▶ _TASK BRIEF_
Would you transcribe all of the data exactly, down to the last character?

## BEGIN

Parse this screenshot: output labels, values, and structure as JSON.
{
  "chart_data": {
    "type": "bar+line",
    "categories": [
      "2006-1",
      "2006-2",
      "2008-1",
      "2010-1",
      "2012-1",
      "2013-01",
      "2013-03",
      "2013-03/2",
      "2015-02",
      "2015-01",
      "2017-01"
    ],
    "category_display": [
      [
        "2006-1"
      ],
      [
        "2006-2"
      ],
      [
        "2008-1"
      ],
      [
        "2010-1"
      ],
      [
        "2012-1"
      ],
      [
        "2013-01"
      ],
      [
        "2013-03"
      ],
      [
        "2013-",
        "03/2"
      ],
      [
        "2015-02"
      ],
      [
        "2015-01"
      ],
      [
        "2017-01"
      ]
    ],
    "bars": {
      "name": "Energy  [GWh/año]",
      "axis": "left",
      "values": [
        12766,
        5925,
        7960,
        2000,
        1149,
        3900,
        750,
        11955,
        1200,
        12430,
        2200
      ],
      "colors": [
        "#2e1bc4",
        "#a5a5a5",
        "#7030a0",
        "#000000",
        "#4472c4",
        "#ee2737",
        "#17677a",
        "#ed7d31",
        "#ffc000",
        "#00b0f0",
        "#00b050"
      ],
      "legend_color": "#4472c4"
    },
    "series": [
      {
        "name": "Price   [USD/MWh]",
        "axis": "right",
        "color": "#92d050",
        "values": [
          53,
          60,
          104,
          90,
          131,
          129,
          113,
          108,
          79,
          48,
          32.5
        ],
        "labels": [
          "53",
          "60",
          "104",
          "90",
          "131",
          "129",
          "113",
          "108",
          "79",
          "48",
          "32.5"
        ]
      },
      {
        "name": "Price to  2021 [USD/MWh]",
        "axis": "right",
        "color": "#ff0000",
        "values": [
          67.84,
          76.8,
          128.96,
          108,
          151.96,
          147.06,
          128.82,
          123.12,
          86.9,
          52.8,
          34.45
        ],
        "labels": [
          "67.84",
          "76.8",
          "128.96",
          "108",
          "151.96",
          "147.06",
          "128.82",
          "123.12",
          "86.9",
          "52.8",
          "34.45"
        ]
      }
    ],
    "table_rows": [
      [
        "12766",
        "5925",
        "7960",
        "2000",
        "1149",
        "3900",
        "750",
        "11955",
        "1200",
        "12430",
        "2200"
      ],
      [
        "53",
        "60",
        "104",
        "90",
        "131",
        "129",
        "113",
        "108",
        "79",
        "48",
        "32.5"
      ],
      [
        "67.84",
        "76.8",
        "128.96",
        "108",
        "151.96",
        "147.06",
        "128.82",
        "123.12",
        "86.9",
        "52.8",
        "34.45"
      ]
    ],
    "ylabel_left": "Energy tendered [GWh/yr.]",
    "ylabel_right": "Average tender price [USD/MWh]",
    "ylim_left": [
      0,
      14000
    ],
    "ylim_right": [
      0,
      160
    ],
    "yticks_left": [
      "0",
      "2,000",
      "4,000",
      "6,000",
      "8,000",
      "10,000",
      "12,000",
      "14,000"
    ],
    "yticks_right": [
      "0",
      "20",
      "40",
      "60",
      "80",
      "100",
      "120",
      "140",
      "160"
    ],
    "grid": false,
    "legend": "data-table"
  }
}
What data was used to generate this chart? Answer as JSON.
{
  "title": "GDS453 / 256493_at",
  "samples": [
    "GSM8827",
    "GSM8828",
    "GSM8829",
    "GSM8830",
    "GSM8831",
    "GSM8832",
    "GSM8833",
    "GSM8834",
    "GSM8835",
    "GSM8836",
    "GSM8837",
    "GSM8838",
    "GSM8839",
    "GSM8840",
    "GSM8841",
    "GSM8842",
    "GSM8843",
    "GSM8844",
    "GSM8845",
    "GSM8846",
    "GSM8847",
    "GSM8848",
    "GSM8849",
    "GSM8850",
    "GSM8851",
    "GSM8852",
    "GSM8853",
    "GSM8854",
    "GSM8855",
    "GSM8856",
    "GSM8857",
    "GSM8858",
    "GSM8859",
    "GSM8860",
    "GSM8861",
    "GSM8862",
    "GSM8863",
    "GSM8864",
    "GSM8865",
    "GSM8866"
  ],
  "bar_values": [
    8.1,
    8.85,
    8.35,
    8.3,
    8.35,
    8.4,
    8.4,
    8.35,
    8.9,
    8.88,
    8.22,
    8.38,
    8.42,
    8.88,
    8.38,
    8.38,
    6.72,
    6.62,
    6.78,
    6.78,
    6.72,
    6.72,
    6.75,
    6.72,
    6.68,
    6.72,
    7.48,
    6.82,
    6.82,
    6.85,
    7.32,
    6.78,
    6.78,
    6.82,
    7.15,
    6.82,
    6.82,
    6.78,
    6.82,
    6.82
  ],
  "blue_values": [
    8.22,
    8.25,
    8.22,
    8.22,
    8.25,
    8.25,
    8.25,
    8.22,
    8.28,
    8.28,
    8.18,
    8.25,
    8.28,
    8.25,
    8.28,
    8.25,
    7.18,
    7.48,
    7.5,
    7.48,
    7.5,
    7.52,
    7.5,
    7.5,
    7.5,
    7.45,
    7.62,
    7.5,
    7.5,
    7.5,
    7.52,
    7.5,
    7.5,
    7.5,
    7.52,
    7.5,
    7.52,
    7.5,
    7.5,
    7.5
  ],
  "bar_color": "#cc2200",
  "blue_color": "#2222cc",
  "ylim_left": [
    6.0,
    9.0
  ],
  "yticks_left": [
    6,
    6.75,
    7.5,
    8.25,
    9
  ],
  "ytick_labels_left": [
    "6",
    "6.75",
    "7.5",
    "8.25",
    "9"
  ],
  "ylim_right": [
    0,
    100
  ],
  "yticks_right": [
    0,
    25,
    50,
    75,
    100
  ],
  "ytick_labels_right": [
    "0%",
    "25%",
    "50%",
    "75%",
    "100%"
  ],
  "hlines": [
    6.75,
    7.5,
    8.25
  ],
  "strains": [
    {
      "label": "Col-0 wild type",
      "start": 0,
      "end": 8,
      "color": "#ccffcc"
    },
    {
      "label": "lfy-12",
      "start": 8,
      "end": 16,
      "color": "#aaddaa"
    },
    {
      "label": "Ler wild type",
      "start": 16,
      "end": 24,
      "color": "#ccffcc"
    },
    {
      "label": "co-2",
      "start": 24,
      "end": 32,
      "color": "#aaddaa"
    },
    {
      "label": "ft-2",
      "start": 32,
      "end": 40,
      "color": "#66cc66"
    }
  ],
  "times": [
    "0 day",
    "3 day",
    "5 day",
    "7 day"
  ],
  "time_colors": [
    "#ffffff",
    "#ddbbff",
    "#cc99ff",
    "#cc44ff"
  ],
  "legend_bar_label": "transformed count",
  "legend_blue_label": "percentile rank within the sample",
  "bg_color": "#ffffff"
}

## END

▶ _EXERCISE RESPONSE_
Parse this screenshot: output labels, values, and structure as JSON.
{
  "chart_data": {
    "type": "bar+line",
    "categories": [
      "2006-1",
      "2006-2",
      "2008-1",
      "2010-1",
      "2012-1",
      "2013-01",
      "2013-03",
      "2013-03/2",
      "2015-02",
      "2015-01",
      "2017-01"
    ],
    "category_display": [
      [
        "2006-1"
      ],
      [
        "2006-2"
      ],
      [
        "2008-1"
      ],
      [
        "2010-1"
      ],
      [
        "2012-1"
      ],
      [
        "2013-01"
      ],
      [
        "2013-03"
      ],
      [
        "2013-",
        "03/2"
      ],
      [
        "2015-02"
      ],
      [
        "2015-01"
      ],
      [
        "2017-01"
      ]
    ],
    "bars": {
      "name": "Energy  [GWh/año]",
      "axis": "left",
      "values": [
        12766,
        5925,
        7960,
        2000,
        1149,
        3900,
        750,
        11955,
        1200,
        12430,
        2200
      ],
      "colors": [
        "#2e1bc4",
        "#a5a5a5",
        "#7030a0",
        "#000000",
        "#4472c4",
        "#ee2737",
        "#17677a",
        "#ed7d31",
        "#ffc000",
        "#00b0f0",
        "#00b050"
      ],
      "legend_color": "#4472c4"
    },
    "series": [
      {
        "name": "Price   [USD/MWh]",
        "axis": "right",
        "color": "#92d050",
        "values": [
          53,
          60,
          104,
          90,
          131,
          129,
          113,
          108,
          79,
          48,
          32.5
        ],
        "labels": [
          "53",
          "60",
          "104",
          "90",
          "131",
          "129",
          "113",
          "108",
          "79",
          "48",
          "32.5"
        ]
      },
      {
        "name": "Price to  2021 [USD/MWh]",
        "axis": "right",
        "color": "#ff0000",
        "values": [
          67.84,
          76.8,
          128.96,
          108,
          151.96,
          147.06,
          128.82,
          123.12,
          86.9,
          52.8,
          34.45
        ],
        "labels": [
          "67.84",
          "76.8",
          "128.96",
          "108",
          "151.96",
          "147.06",
          "128.82",
          "123.12",
          "86.9",
          "52.8",
          "34.45"
        ]
      }
    ],
    "table_rows": [
      [
        "12766",
        "5925",
        "7960",
        "2000",
        "1149",
        "3900",
        "750",
        "11955",
        "1200",
        "12430",
        "2200"
      ],
      [
        "53",
        "60",
        "104",
        "90",
        "131",
        "129",
        "113",
        "108",
        "79",
        "48",
        "32.5"
      ],
      [
        "67.84",
        "76.8",
        "128.96",
        "108",
        "151.96",
        "147.06",
        "128.82",
        "123.12",
        "86.9",
        "52.8",
        "34.45"
      ]
    ],
    "ylabel_left": "Energy tendered [GWh/yr.]",
    "ylabel_right": "Average tender price [USD/MWh]",
    "ylim_left": [
      0,
      14000
    ],
    "ylim_right": [
      0,
      160
    ],
    "yticks_left": [
      "0",
      "2,000",
      "4,000",
      "6,000",
      "8,000",
      "10,000",
      "12,000",
      "14,000"
    ],
    "yticks_right": [
      "0",
      "20",
      "40",
      "60",
      "80",
      "100",
      "120",
      "140",
      "160"
    ],
    "grid": false,
    "legend": "data-table"
  }
}
What data was used to generate this chart? Answer as JSON.
{
  "title": "GDS453 / 256493_at",
  "samples": [
    "GSM8827",
    "GSM8828",
    "GSM8829",
    "GSM8830",
    "GSM8831",
    "GSM8832",
    "GSM8833",
    "GSM8834",
    "GSM8835",
    "GSM8836",
    "GSM8837",
    "GSM8838",
    "GSM8839",
    "GSM8840",
    "GSM8841",
    "GSM8842",
    "GSM8843",
    "GSM8844",
    "GSM8845",
    "GSM8846",
    "GSM8847",
    "GSM8848",
    "GSM8849",
    "GSM8850",
    "GSM8851",
    "GSM8852",
    "GSM8853",
    "GSM8854",
    "GSM8855",
    "GSM8856",
    "GSM8857",
    "GSM8858",
    "GSM8859",
    "GSM8860",
    "GSM8861",
    "GSM8862",
    "GSM8863",
    "GSM8864",
    "GSM8865",
    "GSM8866"
  ],
  "bar_values": [
    8.1,
    8.85,
    8.35,
    8.3,
    8.35,
    8.4,
    8.4,
    8.35,
    8.9,
    8.88,
    8.22,
    8.38,
    8.42,
    8.88,
    8.38,
    8.38,
    6.72,
    6.62,
    6.78,
    6.78,
    6.72,
    6.72,
    6.75,
    6.72,
    6.68,
    6.72,
    7.48,
    6.82,
    6.82,
    6.85,
    7.32,
    6.78,
    6.78,
    6.82,
    7.15,
    6.82,
    6.82,
    6.78,
    6.82,
    6.82
  ],
  "blue_values": [
    8.22,
    8.25,
    8.22,
    8.22,
    8.25,
    8.25,
    8.25,
    8.22,
    8.28,
    8.28,
    8.18,
    8.25,
    8.28,
    8.25,
    8.28,
    8.25,
    7.18,
    7.48,
    7.5,
    7.48,
    7.5,
    7.52,
    7.5,
    7.5,
    7.5,
    7.45,
    7.62,
    7.5,
    7.5,
    7.5,
    7.52,
    7.5,
    7.5,
    7.5,
    7.52,
    7.5,
    7.52,
    7.5,
    7.5,
    7.5
  ],
  "bar_color": "#cc2200",
  "blue_color": "#2222cc",
  "ylim_left": [
    6.0,
    9.0
  ],
  "yticks_left": [
    6,
    6.75,
    7.5,
    8.25,
    9
  ],
  "ytick_labels_left": [
    "6",
    "6.75",
    "7.5",
    "8.25",
    "9"
  ],
  "ylim_right": [
    0,
    100
  ],
  "yticks_right": [
    0,
    25,
    50,
    75,
    100
  ],
  "ytick_labels_right": [
    "0%",
    "25%",
    "50%",
    "75%",
    "100%"
  ],
  "hlines": [
    6.75,
    7.5,
    8.25
  ],
  "strains": [
    {
      "label": "Col-0 wild type",
      "start": 0,
      "end": 8,
      "color": "#ccffcc"
    },
    {
      "label": "lfy-12",
      "start": 8,
      "end": 16,
      "color": "#aaddaa"
    },
    {
      "label": "Ler wild type",
      "start": 16,
      "end": 24,
      "color": "#ccffcc"
    },
    {
      "label": "co-2",
      "start": 24,
      "end": 32,
      "color": "#aaddaa"
    },
    {
      "label": "ft-2",
      "start": 32,
      "end": 40,
      "color": "#66cc66"
    }
  ],
  "times": [
    "0 day",
    "3 day",
    "5 day",
    "7 day"
  ],
  "time_colors": [
    "#ffffff",
    "#ddbbff",
    "#cc99ff",
    "#cc44ff"
  ],
  "legend_bar_label": "transformed count",
  "legend_blue_label": "percentile rank within the sample",
  "bg_color": "#ffffff"
}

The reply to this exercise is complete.